## Job
Give all of the lines again exactly as they read.

Figure content listings:
══════════════════════════════
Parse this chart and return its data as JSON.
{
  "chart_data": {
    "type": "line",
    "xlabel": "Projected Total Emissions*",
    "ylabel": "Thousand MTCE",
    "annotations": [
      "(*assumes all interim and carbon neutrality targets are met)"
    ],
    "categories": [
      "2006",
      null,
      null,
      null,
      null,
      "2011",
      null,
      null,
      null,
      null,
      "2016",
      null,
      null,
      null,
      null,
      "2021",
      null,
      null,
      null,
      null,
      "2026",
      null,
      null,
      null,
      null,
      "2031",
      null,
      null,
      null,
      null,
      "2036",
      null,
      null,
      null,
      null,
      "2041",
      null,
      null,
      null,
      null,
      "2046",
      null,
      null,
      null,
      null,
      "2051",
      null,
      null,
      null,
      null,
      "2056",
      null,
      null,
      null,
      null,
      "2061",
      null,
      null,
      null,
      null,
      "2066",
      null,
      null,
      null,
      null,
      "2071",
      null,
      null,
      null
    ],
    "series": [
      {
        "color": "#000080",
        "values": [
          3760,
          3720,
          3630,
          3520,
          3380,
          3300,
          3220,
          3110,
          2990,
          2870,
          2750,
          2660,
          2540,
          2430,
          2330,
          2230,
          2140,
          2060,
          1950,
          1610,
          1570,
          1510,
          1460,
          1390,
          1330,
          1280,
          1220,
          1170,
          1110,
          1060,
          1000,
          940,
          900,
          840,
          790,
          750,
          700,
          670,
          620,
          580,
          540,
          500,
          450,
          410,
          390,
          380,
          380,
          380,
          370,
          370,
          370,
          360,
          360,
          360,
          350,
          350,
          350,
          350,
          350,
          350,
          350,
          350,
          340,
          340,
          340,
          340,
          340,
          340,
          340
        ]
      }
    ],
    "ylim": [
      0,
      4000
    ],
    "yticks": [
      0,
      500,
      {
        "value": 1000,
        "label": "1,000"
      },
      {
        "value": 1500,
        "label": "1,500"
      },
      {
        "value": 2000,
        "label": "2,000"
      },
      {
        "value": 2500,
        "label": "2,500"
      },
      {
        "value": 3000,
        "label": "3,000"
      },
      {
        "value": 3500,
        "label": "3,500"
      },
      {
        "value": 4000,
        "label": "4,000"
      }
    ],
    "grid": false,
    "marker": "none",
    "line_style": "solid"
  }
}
══════════════════════════════
## Result
Parse this chart and return its data as JSON.
{
  "chart_data": {
    "type": "line",
    "xlabel": "Projected Total Emissions*",
    "ylabel": "Thousand MTCE",
    "annotations": [
      "(*assumes all interim and carbon neutrality targets are met)"
    ],
    "categories": [
      "2006",
      null,
      null,
      null,
      null,
      "2011",
      null,
      null,
      null,
      null,
      "2016",
      null,
      null,
      null,
      null,
      "2021",
      null,
      null,
      null,
      null,
      "2026",
      null,
      null,
      null,
      null,
      "2031",
      null,
      null,
      null,
      null,
      "2036",
      null,
      null,
      null,
      null,
      "2041",
      null,
      null,
      null,
      null,
      "2046",
      null,
      null,
      null,
      null,
      "2051",
      null,
      null,
      null,
      null,
      "2056",
      null,
      null,
      null,
      null,
      "2061",
      null,
      null,
      null,
      null,
      "2066",
      null,
      null,
      null,
      null,
      "2071",
      null,
      null,
      null
    ],
    "series": [
      {
        "color": "#000080",
        "values": [
          3760,
          3720,
          3630,
          3520,
          3380,
          3300,
          3220,
          3110,
          2990,
          2870,
          2750,
          2660,
          2540,
          2430,
          2330,
          2230,
          2140,
          2060,
          1950,
          1610,
          1570,
          1510,
          1460,
          1390,
          1330,
          1280,
          1220,
          1170,
          1110,
          1060,
          1000,
          940,
          900,
          840,
          790,
          750,
          700,
          670,
          620,
          580,
          540,
          500,
          450,
          410,
          390,
          380,
          380,
          380,
          370,
          370,
          370,
          360,
          360,
          360,
          350,
          350,
          350,
          350,
          350,
          350,
          350,
          350,
          340,
          340,
          340,
          340,
          340,
          340,
          340
        ]
      }
    ],
    "ylim": [
      0,
      4000
    ],
    "yticks": [
      0,
      500,
      {
        "value": 1000,
        "label": "1,000"
      },
      {
        "value": 1500,
        "label": "1,500"
      },
      {
        "value": 2000,
        "label": "2,000"
      },
      {
        "value": 2500,
        "label": "2,500"
      },
      {
        "value": 3000,
        "label": "3,000"
      },
      {
        "value": 3500,
        "label": "3,500"
      },
      {
        "value": 4000,
        "label": "4,000"
      }
    ],
    "grid": false,
    "marker": "none",
    "line_style": "solid"
  }
}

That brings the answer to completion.